Dataset excerpts
──────────────────────────────

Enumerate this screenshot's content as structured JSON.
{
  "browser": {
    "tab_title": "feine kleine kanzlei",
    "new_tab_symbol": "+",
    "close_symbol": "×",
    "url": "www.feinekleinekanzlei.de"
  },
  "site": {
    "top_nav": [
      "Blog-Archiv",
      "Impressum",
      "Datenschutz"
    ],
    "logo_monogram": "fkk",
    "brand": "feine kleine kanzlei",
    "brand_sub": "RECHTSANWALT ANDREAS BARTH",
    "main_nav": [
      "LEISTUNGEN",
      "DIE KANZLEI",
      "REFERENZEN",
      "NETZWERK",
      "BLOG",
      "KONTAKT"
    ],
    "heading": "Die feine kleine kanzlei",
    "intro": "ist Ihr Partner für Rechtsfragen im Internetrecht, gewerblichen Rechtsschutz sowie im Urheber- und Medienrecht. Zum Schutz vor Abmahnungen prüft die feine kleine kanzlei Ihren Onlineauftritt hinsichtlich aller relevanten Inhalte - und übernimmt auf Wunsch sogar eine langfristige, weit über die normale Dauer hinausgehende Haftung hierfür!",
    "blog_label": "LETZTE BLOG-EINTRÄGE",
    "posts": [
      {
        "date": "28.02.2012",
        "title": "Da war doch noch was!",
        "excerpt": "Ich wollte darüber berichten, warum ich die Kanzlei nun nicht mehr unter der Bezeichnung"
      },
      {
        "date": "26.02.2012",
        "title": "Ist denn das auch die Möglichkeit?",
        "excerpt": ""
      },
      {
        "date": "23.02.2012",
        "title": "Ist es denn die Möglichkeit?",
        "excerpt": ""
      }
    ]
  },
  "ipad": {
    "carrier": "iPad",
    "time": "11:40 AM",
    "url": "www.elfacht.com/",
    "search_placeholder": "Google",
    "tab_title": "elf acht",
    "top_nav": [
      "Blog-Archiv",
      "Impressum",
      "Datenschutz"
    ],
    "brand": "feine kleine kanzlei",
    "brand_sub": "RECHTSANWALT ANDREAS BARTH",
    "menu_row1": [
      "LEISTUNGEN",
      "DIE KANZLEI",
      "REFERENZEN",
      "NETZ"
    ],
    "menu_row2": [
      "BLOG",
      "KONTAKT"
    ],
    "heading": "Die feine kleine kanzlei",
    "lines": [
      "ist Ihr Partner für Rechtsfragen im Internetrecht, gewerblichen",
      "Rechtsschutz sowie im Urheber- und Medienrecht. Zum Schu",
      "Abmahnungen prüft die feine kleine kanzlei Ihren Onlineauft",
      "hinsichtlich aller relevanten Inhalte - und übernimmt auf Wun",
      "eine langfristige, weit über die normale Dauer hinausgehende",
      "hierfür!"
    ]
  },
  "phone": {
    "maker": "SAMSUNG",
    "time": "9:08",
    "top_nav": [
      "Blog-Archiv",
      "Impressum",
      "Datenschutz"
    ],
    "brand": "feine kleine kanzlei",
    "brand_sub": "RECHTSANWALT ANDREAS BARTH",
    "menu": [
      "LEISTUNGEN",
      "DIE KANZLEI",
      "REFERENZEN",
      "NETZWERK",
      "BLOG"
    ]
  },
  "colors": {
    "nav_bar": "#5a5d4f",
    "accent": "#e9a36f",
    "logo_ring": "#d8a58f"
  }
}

──────────────────────────────

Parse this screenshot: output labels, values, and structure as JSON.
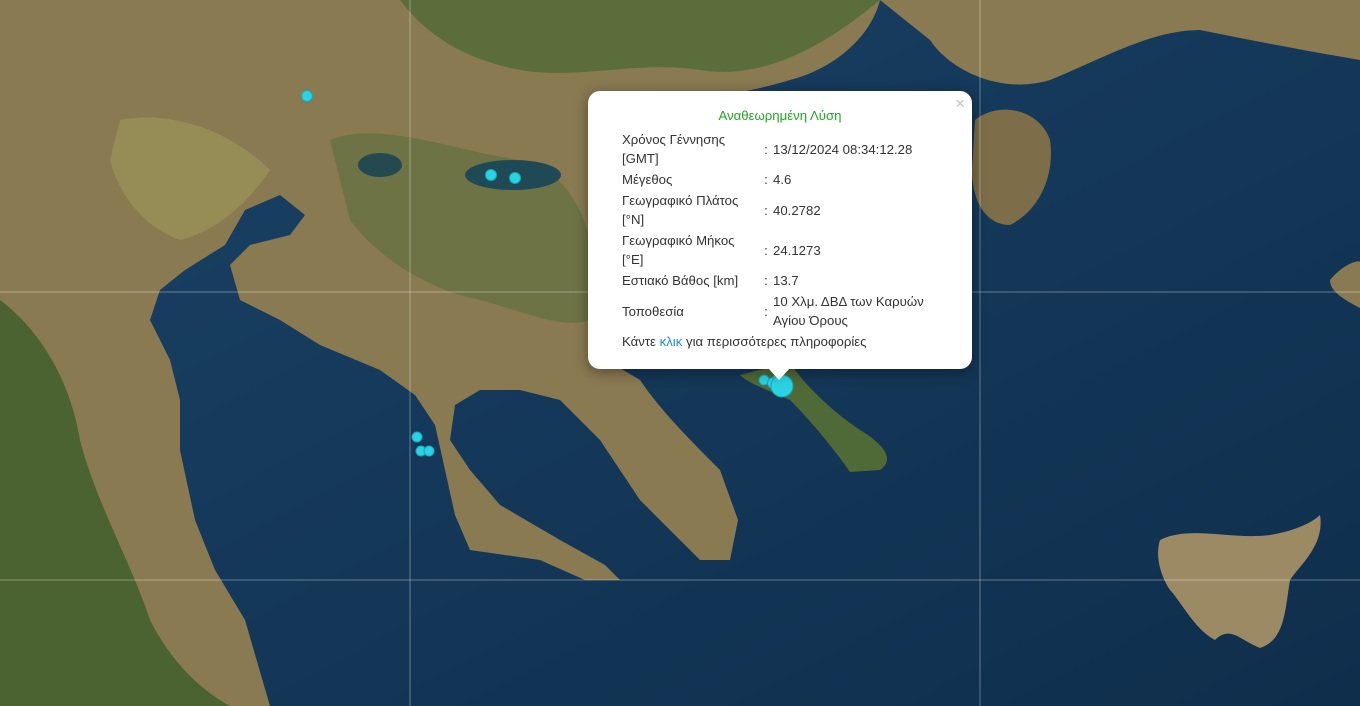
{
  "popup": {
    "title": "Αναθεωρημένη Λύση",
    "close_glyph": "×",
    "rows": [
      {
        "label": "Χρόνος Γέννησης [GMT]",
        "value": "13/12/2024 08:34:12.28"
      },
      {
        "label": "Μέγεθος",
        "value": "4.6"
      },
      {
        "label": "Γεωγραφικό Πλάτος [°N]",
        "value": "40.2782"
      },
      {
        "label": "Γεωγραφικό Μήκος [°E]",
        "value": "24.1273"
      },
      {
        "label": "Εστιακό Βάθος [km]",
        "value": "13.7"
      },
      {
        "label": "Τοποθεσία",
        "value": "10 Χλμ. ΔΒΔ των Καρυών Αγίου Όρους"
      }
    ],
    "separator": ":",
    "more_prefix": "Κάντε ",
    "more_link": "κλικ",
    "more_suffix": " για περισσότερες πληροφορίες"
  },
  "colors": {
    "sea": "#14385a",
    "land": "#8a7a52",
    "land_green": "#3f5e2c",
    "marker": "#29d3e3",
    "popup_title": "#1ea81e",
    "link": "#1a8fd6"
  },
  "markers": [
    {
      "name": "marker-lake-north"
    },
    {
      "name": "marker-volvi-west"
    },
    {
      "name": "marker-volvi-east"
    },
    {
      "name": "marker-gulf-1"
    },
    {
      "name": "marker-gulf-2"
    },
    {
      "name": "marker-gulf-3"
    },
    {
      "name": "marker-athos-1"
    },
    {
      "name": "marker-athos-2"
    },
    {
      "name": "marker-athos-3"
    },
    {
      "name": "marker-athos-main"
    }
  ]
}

──────────────────────────────

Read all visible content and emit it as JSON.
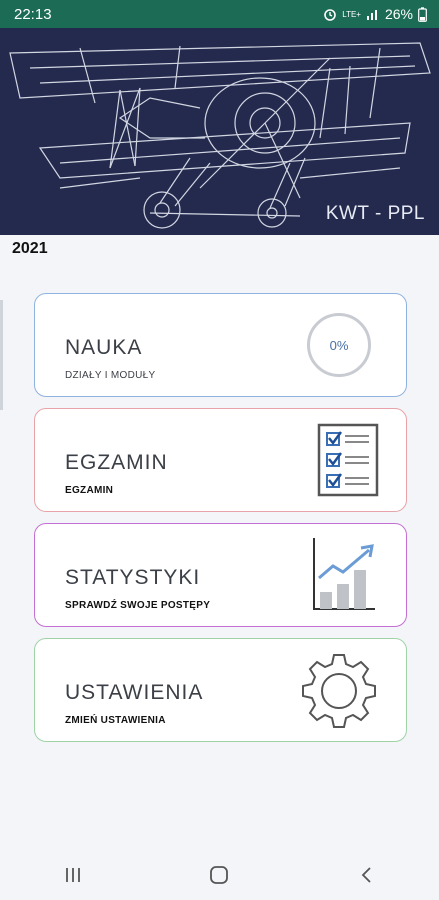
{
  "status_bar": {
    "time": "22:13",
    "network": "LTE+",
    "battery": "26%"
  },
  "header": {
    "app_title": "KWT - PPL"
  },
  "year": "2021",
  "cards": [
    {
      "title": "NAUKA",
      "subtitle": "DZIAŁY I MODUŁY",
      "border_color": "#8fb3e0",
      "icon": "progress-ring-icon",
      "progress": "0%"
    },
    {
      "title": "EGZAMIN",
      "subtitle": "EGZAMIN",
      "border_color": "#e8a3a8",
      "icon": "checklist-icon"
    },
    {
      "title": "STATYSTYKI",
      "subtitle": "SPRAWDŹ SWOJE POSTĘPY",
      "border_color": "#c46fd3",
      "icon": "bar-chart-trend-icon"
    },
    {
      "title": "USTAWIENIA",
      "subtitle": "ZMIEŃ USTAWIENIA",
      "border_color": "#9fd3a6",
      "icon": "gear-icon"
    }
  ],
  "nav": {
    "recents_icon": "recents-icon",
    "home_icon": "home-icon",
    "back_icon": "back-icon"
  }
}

──────────────────────────────

TASK DIRECTIONS → Using the listing above, list every line in which the string "USTAWIENIA" occurs.

CORRECT RESULT →
      "title": "USTAWIENIA",
      "subtitle": "ZMIEŃ USTAWIENIA",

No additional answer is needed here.